** START EXCERPTED DATA **
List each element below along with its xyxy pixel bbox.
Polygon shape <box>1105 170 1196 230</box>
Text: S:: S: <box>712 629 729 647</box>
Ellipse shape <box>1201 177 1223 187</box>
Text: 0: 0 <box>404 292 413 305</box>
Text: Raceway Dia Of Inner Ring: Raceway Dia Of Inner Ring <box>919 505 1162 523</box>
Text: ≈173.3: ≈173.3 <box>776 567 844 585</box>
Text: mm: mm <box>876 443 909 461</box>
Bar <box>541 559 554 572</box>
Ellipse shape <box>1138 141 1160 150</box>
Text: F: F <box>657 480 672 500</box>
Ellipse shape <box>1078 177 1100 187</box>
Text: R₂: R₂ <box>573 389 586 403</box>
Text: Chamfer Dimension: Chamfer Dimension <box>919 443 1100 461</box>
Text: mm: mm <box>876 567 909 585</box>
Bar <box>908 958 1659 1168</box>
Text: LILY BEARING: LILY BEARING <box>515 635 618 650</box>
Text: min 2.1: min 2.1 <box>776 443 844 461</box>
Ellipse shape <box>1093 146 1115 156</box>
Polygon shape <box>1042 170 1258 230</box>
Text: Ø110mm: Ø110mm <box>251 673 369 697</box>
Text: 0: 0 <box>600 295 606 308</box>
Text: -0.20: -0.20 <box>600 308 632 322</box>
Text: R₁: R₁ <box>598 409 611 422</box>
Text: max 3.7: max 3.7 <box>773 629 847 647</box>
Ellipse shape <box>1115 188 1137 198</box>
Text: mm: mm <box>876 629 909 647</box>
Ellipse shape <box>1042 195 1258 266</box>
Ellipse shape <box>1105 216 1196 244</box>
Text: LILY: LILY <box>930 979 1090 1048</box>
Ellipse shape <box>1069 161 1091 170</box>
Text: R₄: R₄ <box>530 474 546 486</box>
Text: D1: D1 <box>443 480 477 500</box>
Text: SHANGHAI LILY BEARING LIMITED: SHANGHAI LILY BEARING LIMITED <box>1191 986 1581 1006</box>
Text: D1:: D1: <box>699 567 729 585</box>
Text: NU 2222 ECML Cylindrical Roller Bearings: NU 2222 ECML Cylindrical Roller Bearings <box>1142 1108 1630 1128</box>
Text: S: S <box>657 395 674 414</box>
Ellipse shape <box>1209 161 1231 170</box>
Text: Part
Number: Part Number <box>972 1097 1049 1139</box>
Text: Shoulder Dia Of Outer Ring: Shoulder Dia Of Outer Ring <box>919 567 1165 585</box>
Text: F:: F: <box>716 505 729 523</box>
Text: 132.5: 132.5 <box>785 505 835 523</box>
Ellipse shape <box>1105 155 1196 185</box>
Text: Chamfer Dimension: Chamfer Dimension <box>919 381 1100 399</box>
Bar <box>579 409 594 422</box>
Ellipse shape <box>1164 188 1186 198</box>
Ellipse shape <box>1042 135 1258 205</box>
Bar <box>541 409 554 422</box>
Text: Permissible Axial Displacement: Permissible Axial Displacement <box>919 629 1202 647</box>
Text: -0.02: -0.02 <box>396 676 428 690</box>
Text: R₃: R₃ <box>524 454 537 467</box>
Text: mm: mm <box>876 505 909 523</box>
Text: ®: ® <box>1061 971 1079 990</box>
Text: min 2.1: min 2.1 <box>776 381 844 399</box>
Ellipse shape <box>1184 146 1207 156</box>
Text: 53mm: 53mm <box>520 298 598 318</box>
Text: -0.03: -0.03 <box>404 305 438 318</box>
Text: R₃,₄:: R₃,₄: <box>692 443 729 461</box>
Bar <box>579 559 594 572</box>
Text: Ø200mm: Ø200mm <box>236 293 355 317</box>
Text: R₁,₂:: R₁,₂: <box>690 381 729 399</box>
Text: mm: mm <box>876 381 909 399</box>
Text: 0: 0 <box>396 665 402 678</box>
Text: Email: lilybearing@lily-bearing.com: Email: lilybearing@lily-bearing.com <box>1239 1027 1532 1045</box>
** END EXCERPTED DATA **
EXERCISE -
Identify every line in the items above that contains the word "Polygon", and copy each of those lines in full. Case counts, so a line matches only if the word appears with the same capitalization.

REPLY -
Polygon shape <box>1105 170 1196 230</box>
Polygon shape <box>1042 170 1258 230</box>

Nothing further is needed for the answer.